Exercise directions -
Each line of the material below should be reproduced exactly.

Provided records -
──────────

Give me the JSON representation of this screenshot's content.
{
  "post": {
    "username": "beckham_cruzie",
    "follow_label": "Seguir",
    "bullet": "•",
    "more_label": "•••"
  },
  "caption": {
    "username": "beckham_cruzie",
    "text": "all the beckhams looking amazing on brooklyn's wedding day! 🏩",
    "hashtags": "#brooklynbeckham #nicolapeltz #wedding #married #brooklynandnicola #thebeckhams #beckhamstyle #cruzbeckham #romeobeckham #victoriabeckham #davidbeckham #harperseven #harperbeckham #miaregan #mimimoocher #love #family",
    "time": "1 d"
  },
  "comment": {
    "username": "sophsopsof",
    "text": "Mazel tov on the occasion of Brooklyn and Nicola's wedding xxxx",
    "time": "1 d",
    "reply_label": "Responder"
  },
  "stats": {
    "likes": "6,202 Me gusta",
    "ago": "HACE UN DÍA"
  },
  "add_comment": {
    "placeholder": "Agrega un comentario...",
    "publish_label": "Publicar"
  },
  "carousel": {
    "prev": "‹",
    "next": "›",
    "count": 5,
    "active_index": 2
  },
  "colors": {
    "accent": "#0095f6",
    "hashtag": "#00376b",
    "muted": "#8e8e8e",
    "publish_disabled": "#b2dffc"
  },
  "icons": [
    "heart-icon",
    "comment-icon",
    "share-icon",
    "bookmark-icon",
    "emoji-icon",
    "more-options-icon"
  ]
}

──────────

Answer to this task -
Give me the JSON representation of this screenshot's content.
{
  "post": {
    "username": "beckham_cruzie",
    "follow_label": "Seguir",
    "bullet": "•",
    "more_label": "•••"
  },
  "caption": {
    "username": "beckham_cruzie",
    "text": "all the beckhams looking amazing on brooklyn's wedding day! 🏩",
    "hashtags": "#brooklynbeckham #nicolapeltz #wedding #married #brooklynandnicola #thebeckhams #beckhamstyle #cruzbeckham #romeobeckham #victoriabeckham #davidbeckham #harperseven #harperbeckham #miaregan #mimimoocher #love #family",
    "time": "1 d"
  },
  "comment": {
    "username": "sophsopsof",
    "text": "Mazel tov on the occasion of Brooklyn and Nicola's wedding xxxx",
    "time": "1 d",
    "reply_label": "Responder"
  },
  "stats": {
    "likes": "6,202 Me gusta",
    "ago": "HACE UN DÍA"
  },
  "add_comment": {
    "placeholder": "Agrega un comentario...",
    "publish_label": "Publicar"
  },
  "carousel": {
    "prev": "‹",
    "next": "›",
    "count": 5,
    "active_index": 2
  },
  "colors": {
    "accent": "#0095f6",
    "hashtag": "#00376b",
    "muted": "#8e8e8e",
    "publish_disabled": "#b2dffc"
  },
  "icons": [
    "heart-icon",
    "comment-icon",
    "share-icon",
    "bookmark-icon",
    "emoji-icon",
    "more-options-icon"
  ]
}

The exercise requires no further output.